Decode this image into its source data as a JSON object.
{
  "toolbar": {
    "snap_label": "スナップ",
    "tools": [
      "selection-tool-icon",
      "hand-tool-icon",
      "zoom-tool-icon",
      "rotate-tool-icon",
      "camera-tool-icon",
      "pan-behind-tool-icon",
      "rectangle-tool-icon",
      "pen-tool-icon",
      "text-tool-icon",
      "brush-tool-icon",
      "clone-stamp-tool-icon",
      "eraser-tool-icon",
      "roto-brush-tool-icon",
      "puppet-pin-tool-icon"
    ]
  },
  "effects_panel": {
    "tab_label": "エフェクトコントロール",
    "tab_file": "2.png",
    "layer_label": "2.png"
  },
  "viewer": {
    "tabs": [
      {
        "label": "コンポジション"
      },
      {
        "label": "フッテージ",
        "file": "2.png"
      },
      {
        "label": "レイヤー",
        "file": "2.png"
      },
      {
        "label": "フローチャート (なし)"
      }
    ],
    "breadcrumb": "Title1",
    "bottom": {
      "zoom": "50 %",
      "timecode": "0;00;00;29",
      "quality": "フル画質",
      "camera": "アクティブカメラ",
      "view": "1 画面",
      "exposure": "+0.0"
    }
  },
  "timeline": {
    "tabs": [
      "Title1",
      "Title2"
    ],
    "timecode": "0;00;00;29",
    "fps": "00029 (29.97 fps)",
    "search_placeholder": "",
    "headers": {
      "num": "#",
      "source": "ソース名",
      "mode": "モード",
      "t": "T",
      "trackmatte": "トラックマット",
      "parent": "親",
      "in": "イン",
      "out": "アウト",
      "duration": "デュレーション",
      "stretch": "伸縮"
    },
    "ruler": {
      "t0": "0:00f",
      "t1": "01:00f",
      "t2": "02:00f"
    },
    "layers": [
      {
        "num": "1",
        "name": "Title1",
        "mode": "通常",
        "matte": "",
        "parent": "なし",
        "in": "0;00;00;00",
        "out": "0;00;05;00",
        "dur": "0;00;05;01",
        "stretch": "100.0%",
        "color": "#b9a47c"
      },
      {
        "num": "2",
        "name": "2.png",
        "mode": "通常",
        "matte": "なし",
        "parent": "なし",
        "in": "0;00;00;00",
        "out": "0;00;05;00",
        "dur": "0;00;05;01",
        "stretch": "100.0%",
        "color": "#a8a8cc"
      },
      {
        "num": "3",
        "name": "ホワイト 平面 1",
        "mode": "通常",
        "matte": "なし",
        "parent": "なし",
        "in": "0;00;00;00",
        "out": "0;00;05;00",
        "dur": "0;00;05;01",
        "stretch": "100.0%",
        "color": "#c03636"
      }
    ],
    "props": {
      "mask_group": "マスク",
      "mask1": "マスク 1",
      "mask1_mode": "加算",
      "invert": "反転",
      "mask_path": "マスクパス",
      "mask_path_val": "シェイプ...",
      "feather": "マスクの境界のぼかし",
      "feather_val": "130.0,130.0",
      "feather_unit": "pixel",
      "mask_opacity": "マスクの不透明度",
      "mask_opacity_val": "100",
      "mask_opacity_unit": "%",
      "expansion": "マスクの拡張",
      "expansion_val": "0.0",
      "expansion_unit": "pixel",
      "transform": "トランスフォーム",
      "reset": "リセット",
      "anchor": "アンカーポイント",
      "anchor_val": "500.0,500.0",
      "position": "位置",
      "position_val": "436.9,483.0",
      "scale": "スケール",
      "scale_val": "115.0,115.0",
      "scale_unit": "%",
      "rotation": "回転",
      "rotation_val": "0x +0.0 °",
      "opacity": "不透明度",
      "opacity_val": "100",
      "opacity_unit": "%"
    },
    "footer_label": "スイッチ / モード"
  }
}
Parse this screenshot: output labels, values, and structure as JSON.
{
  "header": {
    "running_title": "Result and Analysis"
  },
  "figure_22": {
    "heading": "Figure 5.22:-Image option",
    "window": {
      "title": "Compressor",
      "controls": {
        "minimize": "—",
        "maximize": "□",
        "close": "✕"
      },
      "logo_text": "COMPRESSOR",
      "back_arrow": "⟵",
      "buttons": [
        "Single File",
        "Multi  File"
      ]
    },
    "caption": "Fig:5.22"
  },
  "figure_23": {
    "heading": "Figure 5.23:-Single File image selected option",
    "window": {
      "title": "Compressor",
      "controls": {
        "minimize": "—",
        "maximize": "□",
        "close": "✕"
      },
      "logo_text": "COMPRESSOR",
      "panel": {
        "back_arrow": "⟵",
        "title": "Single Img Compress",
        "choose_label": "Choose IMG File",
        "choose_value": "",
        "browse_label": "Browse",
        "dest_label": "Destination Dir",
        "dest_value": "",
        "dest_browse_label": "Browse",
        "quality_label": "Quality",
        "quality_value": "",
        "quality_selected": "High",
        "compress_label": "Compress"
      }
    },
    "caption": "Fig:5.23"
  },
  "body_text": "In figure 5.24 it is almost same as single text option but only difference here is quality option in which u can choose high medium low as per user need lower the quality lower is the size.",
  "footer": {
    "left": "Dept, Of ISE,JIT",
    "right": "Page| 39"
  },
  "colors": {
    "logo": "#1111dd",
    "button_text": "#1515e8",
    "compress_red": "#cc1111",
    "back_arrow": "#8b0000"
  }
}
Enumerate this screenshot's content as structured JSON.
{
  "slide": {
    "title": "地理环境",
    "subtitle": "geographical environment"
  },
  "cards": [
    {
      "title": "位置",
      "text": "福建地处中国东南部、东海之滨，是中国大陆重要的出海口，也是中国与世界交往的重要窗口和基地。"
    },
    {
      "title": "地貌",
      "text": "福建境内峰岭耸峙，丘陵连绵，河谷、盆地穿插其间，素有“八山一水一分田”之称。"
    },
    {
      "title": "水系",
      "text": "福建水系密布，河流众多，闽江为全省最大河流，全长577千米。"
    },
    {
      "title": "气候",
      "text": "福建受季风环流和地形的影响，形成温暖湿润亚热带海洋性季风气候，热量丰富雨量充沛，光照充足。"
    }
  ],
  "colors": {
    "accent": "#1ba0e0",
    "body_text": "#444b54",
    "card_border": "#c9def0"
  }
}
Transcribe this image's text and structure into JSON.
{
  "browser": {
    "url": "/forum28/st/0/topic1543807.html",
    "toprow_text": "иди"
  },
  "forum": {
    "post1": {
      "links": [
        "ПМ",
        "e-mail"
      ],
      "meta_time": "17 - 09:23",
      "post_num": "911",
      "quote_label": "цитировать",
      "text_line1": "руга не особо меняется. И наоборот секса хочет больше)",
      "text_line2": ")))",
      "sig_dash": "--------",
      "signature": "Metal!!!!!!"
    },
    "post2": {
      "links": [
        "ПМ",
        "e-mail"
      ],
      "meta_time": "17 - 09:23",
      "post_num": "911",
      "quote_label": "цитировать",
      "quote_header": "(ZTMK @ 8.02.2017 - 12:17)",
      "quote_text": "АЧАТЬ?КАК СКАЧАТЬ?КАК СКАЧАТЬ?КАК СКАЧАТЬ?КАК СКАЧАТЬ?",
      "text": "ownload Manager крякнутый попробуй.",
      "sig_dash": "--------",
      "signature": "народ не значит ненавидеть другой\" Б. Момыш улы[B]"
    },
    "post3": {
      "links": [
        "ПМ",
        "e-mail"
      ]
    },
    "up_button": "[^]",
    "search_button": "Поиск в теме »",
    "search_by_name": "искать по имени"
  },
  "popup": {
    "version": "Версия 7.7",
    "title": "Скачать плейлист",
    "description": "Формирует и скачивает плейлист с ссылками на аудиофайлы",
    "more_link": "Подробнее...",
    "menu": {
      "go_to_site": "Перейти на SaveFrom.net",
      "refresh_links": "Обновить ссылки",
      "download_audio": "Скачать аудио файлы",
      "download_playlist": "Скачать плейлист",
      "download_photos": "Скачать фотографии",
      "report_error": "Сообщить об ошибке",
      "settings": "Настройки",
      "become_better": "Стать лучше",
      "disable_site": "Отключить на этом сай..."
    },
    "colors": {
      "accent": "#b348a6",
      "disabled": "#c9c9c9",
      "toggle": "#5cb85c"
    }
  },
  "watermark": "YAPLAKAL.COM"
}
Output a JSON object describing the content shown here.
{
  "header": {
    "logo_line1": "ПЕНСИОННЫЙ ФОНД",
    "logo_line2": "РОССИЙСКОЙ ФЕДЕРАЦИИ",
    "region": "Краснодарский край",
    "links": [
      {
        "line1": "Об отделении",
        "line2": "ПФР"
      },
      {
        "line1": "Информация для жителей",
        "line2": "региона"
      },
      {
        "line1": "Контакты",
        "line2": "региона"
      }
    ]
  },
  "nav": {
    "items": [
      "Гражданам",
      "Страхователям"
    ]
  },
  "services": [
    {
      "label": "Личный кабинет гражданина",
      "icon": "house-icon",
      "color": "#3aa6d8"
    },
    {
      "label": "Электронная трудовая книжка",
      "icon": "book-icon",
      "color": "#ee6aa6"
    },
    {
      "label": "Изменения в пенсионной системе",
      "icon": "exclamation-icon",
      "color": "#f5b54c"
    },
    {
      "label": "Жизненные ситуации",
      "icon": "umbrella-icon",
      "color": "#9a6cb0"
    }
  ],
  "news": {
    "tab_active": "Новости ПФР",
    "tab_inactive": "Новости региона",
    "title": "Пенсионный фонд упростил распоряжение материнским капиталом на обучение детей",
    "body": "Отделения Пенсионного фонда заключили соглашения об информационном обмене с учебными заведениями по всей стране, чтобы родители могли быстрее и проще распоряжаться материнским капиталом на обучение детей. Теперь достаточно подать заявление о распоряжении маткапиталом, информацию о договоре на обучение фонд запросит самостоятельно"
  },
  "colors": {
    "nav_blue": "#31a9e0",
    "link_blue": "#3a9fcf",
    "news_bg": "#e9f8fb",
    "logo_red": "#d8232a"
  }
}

★ ★ ★ ★ ★

- AIM -
Select from the material above each line in which the string "плейлист" appears, and list those lines.

- WRITTEN REPLY -
    "title": "Скачать плейлист",
    "description": "Формирует и скачивает плейлист с ссылками на аудиофайлы",
      "download_playlist": "Скачать плейлист",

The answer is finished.